Les révélations Luxleaks publiées en 2014 documentent pour la première fois un système, celui de l’évitement fiscal des multinationales en Europe. Ou comment ces multinationales organisent, en toute discrétion, leur insolvabilité fiscale dans une apparente légalité. Ces grandes entreprises s’offrent les services de cabinets comptables spécialisés pour mettre sur pied des montages complexes, à la frontière de la légalité, mais validés par des administrations fiscales complaisantes. Cette optimisation fiscale profite donc à la fois à ces entreprises, aux cabinets comptables et aux États associés à ces montages. La principale conséquence, ce sont des dizaines de milliards d’euros envolés chaque année qui manquent dans les caisses des pays où ces entreprises exercent leur activité. Ces multinationales se soustraient ainsi au financement des services publics et des structures d’intérêt collectif dont elles bénéficient pourtant chaque jour : les écoles qui éduquent, les hôpitaux qui soignent, la justice qui garantit le respect du droit, les infrastructures qui permettent le transport des personnes et des marchandises…
Antoine Deltour, alors jeune auditeur financier dans un cabinet comptable luxembourgeois, a eu accès aux documents détaillant les montages qui permettent ce système d’optimisation fiscale agressive. Découvrant l’ampleur de ces pratiques et conscient de leurs conséquences, il a copié 28 000 pages de documents. Cet acte a été guidé par son éthique, au mépris de ses intérêts personnels. Etait-ce un acte de délinquance vis-à-vis de son employeur qu’il s’apprêtait à quitter après deux ans d’un travail consciencieux et reconnu de tous ? Évidemment non. C’était l’acte d’un citoyen qui n’accepte pas qu’un tel système, sous un vernis de légalité, attente insolemment au bien commun et se joue de toute forme de justice. L’acte d’un lanceur d’alerte.

-=-=-

◆ **Problème posé**: Poursuivez le texte ci-dessus sur l'affaire Luxleaks et Antoine Deltour à partir de sa dernière phrase.

-=-=-

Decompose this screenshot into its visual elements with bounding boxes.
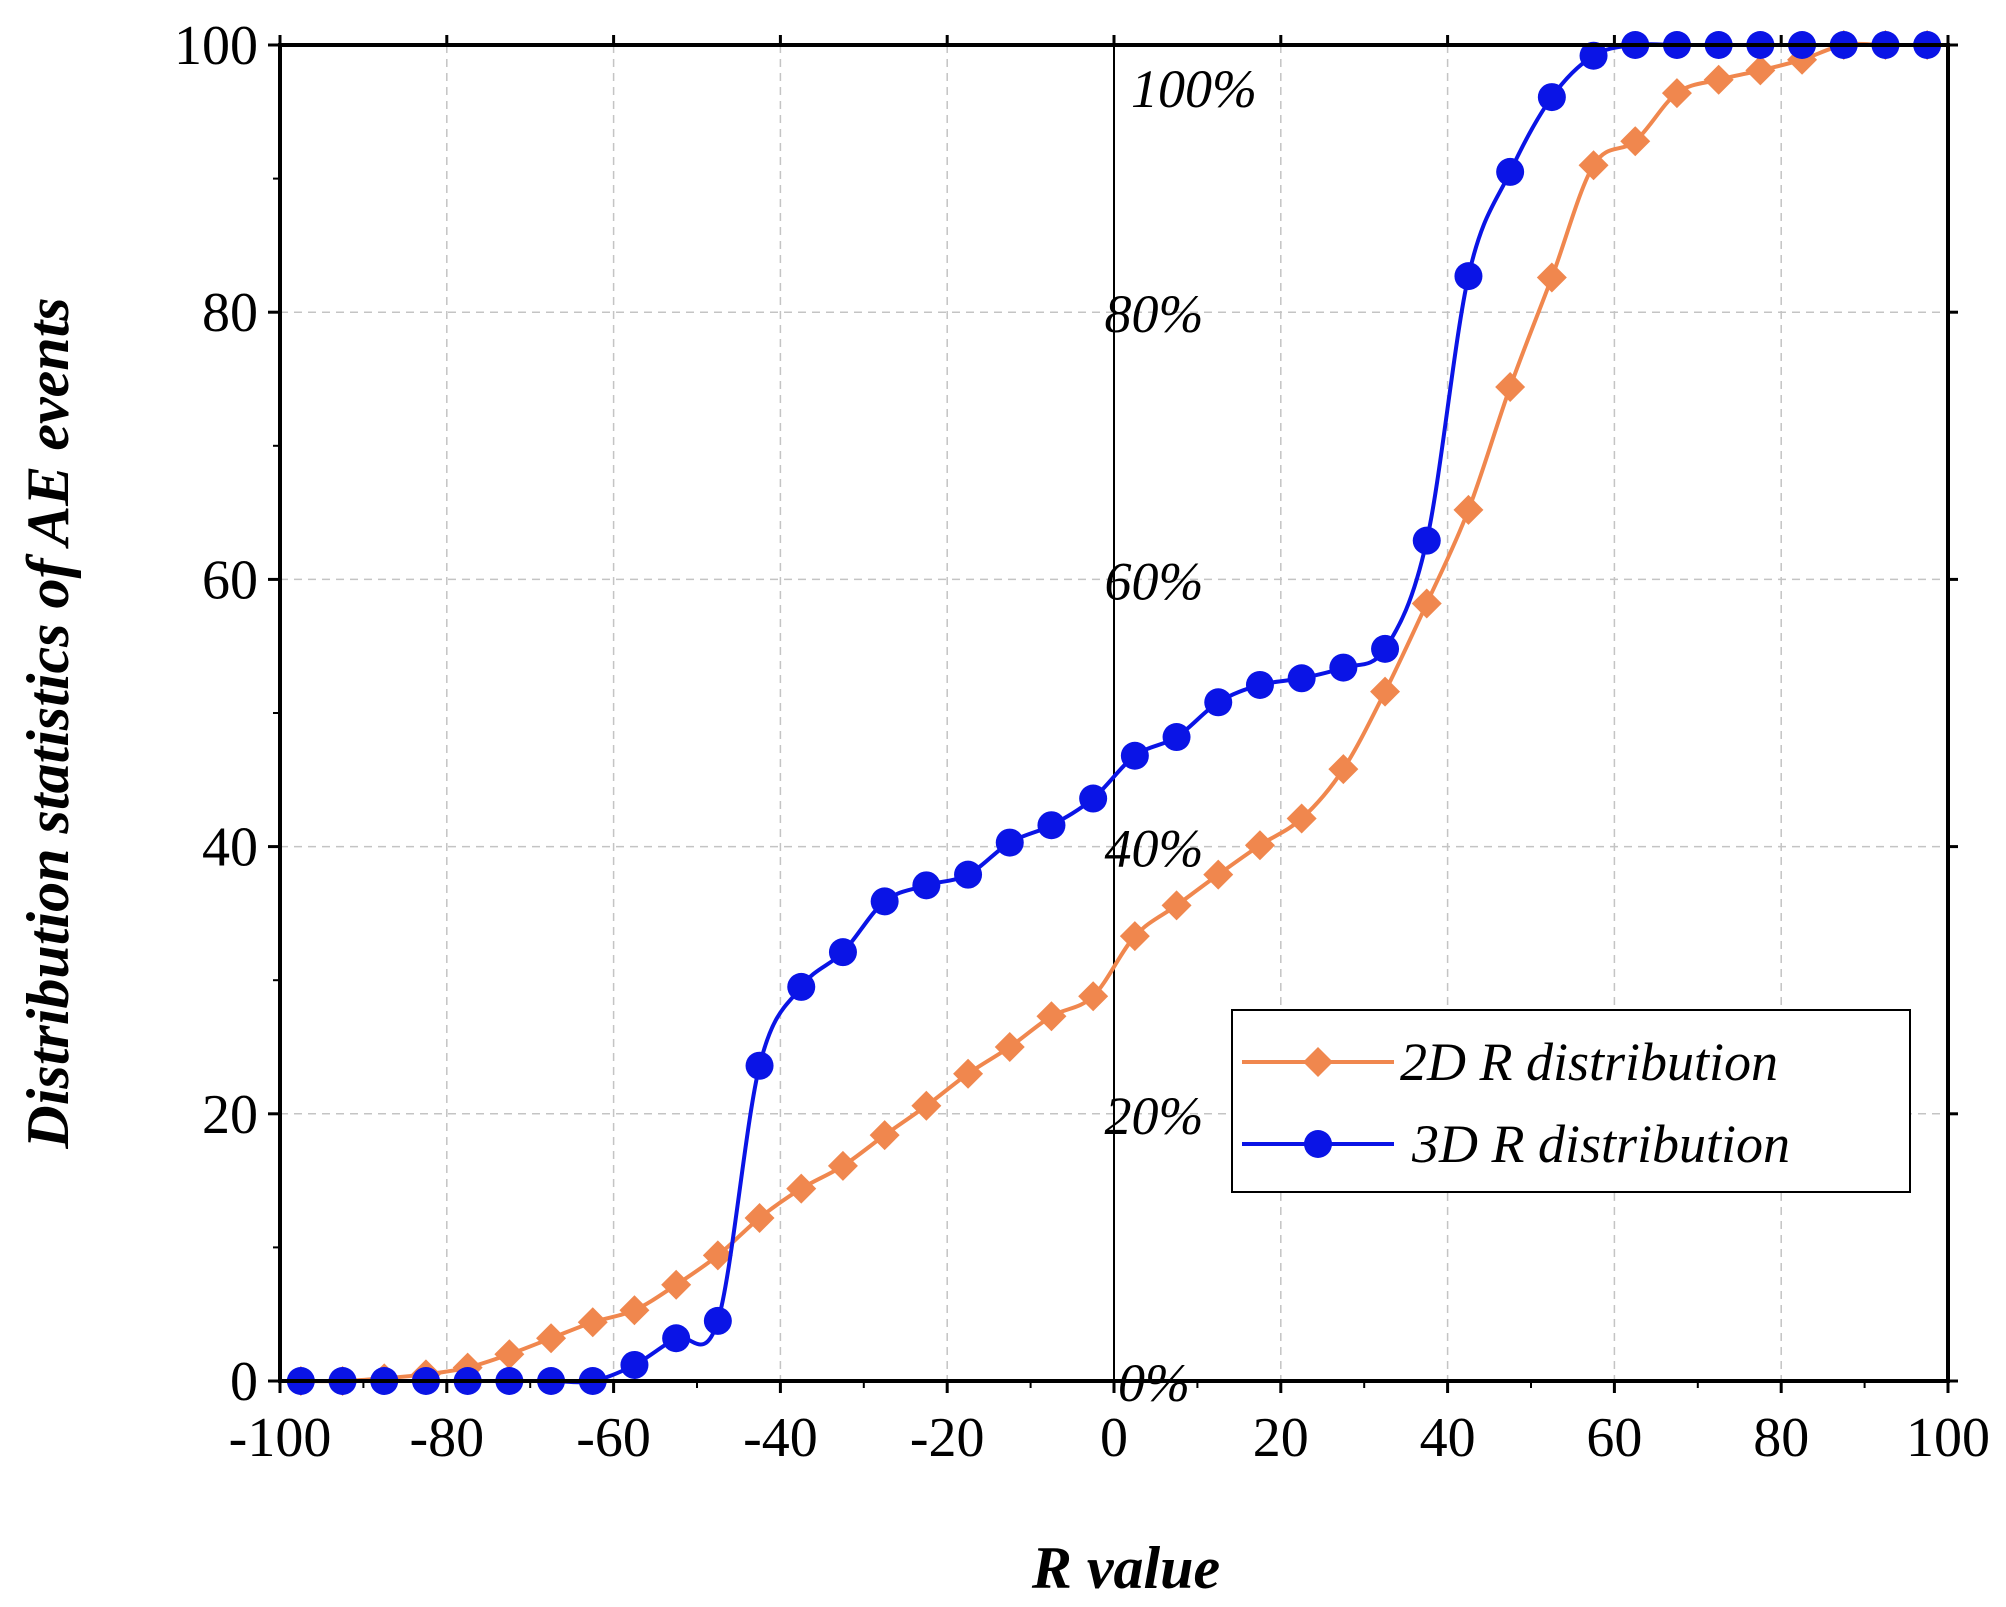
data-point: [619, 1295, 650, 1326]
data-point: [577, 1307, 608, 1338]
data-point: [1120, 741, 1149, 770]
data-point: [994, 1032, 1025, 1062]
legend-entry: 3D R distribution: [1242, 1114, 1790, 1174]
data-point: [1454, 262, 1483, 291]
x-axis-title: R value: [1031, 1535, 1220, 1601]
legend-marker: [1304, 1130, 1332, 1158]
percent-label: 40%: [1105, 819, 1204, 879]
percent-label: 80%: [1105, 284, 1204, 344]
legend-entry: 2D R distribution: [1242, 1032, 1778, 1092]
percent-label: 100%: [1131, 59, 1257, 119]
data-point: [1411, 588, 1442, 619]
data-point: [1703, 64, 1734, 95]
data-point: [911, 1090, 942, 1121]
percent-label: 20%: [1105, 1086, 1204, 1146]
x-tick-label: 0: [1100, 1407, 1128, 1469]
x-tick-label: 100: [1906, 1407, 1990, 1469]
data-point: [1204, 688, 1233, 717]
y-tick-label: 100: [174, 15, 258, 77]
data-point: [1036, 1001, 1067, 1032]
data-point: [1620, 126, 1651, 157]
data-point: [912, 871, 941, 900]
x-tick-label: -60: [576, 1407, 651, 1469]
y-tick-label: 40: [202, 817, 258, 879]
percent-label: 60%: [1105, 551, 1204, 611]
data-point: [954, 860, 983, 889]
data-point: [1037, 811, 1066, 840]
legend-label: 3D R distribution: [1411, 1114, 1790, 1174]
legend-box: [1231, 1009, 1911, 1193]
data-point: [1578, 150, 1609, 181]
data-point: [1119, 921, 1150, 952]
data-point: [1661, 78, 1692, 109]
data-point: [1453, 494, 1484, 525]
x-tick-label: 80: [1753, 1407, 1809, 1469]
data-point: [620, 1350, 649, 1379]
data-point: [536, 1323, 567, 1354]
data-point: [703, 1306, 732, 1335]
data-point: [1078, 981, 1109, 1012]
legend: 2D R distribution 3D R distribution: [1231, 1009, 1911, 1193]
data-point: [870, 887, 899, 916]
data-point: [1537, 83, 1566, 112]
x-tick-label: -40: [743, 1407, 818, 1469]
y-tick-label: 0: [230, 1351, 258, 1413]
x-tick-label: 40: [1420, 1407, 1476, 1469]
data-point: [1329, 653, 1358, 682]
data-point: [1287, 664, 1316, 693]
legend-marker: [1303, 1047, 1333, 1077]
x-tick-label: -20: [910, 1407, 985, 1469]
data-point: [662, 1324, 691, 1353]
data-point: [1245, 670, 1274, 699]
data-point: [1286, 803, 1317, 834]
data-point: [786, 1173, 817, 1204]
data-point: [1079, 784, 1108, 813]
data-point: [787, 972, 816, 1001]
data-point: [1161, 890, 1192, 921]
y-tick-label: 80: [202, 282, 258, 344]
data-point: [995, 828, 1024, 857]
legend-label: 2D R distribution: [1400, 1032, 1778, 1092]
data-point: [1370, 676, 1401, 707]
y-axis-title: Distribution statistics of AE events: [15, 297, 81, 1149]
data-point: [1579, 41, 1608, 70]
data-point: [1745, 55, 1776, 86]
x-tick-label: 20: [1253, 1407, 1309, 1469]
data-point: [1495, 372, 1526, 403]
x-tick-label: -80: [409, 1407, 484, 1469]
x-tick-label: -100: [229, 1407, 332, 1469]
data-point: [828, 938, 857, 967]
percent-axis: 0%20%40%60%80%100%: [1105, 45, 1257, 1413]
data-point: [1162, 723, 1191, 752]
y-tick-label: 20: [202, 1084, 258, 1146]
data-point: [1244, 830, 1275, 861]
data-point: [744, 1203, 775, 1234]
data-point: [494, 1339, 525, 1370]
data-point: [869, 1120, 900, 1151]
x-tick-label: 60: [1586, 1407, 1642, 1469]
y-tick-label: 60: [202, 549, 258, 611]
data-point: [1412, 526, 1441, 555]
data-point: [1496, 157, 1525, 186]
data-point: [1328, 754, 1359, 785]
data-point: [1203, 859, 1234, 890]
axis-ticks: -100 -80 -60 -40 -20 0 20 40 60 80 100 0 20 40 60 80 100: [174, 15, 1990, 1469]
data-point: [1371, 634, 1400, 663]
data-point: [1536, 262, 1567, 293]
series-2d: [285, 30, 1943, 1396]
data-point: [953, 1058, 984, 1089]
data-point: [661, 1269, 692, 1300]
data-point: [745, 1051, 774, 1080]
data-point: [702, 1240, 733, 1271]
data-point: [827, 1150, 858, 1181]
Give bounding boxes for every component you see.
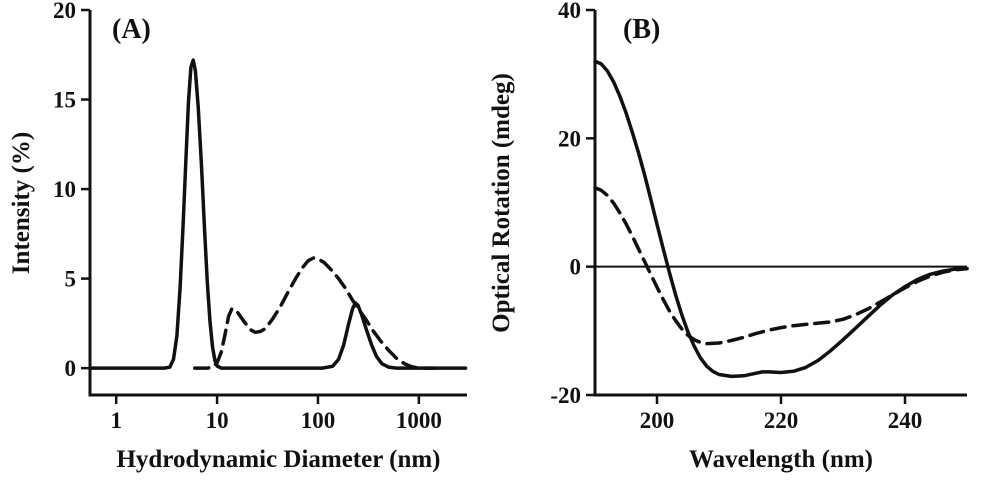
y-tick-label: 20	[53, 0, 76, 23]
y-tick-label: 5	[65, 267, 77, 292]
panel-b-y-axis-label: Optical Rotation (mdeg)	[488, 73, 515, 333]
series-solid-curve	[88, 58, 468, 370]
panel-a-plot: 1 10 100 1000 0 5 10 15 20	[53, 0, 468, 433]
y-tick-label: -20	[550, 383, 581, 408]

-=-=-

◆ **Réponse**:
Aujourd’hui, Antoine est sur le banc des accusés. Son employeur a porté plainte et Antoine est poursuivi pour vol et violation du secret des affaires. Un comble ! Le délinquant ce serait lui, alors que de tous côtés on le félicite de son acte et on salue son courage, récompensé notamment en 2015 par un Prix du citoyen européen remis par le Parlement européen ?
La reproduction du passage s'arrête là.